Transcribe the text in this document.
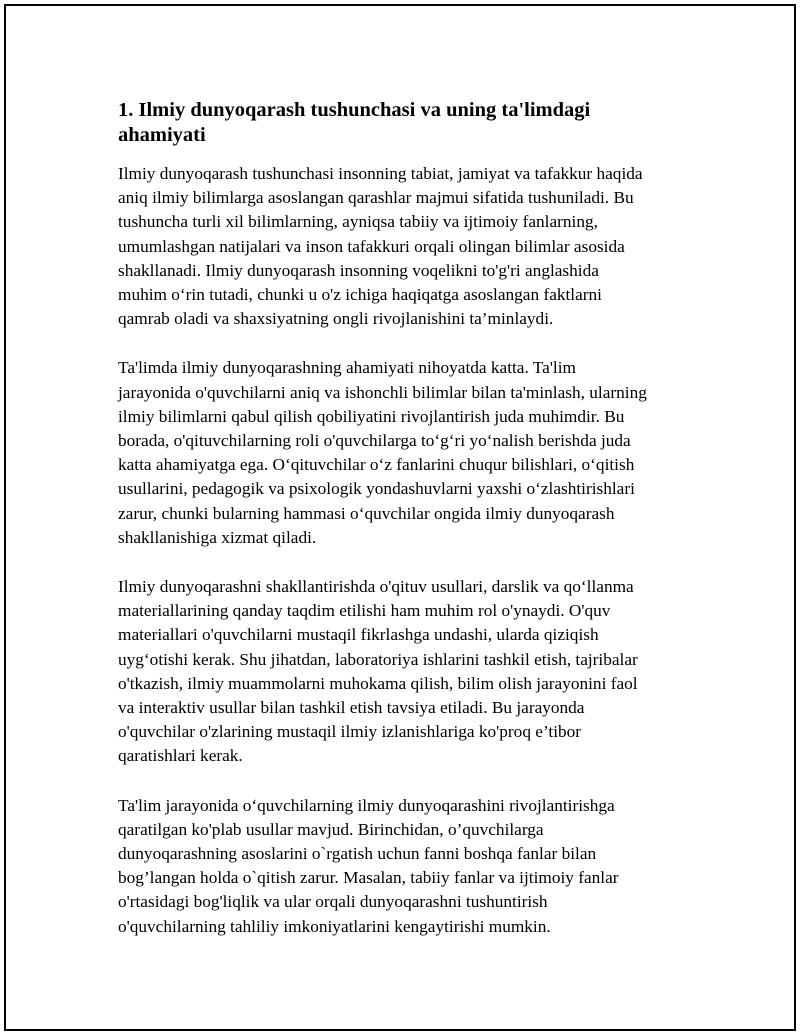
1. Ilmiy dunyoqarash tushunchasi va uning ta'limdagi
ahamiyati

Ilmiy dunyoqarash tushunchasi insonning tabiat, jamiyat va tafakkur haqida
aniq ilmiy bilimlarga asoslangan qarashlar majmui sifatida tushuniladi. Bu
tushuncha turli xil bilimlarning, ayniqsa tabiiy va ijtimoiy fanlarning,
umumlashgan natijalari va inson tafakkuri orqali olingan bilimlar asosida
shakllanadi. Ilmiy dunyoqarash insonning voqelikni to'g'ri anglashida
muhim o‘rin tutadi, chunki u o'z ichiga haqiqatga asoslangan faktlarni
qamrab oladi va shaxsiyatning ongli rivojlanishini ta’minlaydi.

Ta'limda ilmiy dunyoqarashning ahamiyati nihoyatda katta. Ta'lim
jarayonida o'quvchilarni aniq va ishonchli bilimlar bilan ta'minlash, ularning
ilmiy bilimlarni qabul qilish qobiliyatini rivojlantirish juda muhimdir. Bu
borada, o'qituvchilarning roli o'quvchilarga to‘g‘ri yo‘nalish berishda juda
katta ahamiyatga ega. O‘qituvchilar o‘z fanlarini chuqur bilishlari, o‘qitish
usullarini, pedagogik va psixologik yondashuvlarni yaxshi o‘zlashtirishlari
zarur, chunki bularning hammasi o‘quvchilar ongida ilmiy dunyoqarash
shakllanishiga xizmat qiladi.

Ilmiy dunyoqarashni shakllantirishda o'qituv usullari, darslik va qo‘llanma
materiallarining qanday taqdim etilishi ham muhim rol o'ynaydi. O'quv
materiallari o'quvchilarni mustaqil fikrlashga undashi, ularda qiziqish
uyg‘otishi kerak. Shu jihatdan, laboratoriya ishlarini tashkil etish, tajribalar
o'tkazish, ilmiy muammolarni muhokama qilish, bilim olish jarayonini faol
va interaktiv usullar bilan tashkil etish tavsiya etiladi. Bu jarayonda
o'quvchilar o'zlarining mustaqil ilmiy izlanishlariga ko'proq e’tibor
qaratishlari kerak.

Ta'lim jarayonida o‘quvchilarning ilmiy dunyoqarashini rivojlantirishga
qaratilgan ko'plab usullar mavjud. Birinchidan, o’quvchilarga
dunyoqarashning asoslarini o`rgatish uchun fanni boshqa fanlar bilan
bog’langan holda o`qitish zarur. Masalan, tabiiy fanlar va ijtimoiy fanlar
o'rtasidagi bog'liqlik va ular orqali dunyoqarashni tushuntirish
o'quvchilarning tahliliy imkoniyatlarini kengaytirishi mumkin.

● ● ● ● ●

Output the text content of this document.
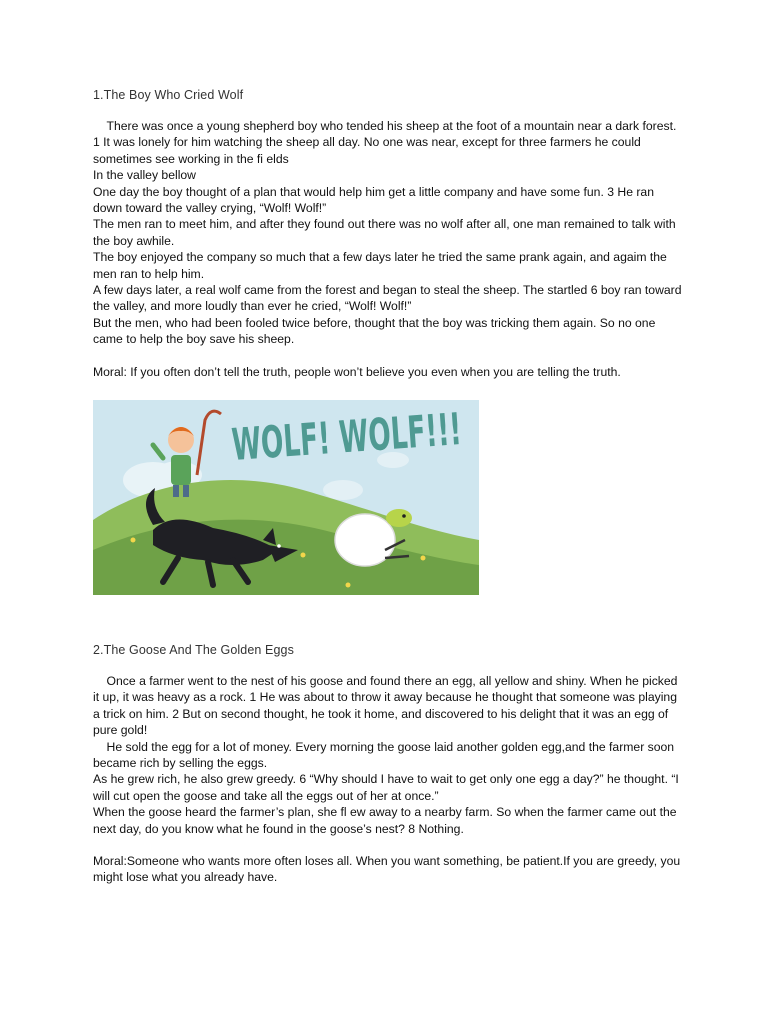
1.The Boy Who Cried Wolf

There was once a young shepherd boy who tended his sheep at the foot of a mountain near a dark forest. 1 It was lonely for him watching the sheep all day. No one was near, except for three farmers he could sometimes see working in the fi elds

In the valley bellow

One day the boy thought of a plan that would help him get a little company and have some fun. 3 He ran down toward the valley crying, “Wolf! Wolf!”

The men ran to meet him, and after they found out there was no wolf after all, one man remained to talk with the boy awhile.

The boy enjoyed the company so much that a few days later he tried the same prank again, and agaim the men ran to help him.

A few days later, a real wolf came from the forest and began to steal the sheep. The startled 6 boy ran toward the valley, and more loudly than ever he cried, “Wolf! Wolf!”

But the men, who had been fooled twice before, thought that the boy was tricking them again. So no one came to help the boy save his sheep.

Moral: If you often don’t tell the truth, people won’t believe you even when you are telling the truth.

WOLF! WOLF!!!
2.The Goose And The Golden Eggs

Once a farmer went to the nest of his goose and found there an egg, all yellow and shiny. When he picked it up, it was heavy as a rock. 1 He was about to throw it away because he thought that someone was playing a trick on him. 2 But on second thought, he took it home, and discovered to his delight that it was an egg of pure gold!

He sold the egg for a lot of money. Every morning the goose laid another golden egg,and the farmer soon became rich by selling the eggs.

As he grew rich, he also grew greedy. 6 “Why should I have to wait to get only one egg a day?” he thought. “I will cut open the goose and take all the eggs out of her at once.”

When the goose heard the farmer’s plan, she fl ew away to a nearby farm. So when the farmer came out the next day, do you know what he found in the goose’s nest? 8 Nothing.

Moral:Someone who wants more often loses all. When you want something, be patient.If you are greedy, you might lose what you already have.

● ● ● ● ●

Where a line in the material contains "ijtimoiy", copy that line.

tushuncha turli xil bilimlarning, ayniqsa tabiiy va ijtimoiy fanlarning,
bog’langan holda o`qitish zarur. Masalan, tabiiy fanlar va ijtimoiy fanlar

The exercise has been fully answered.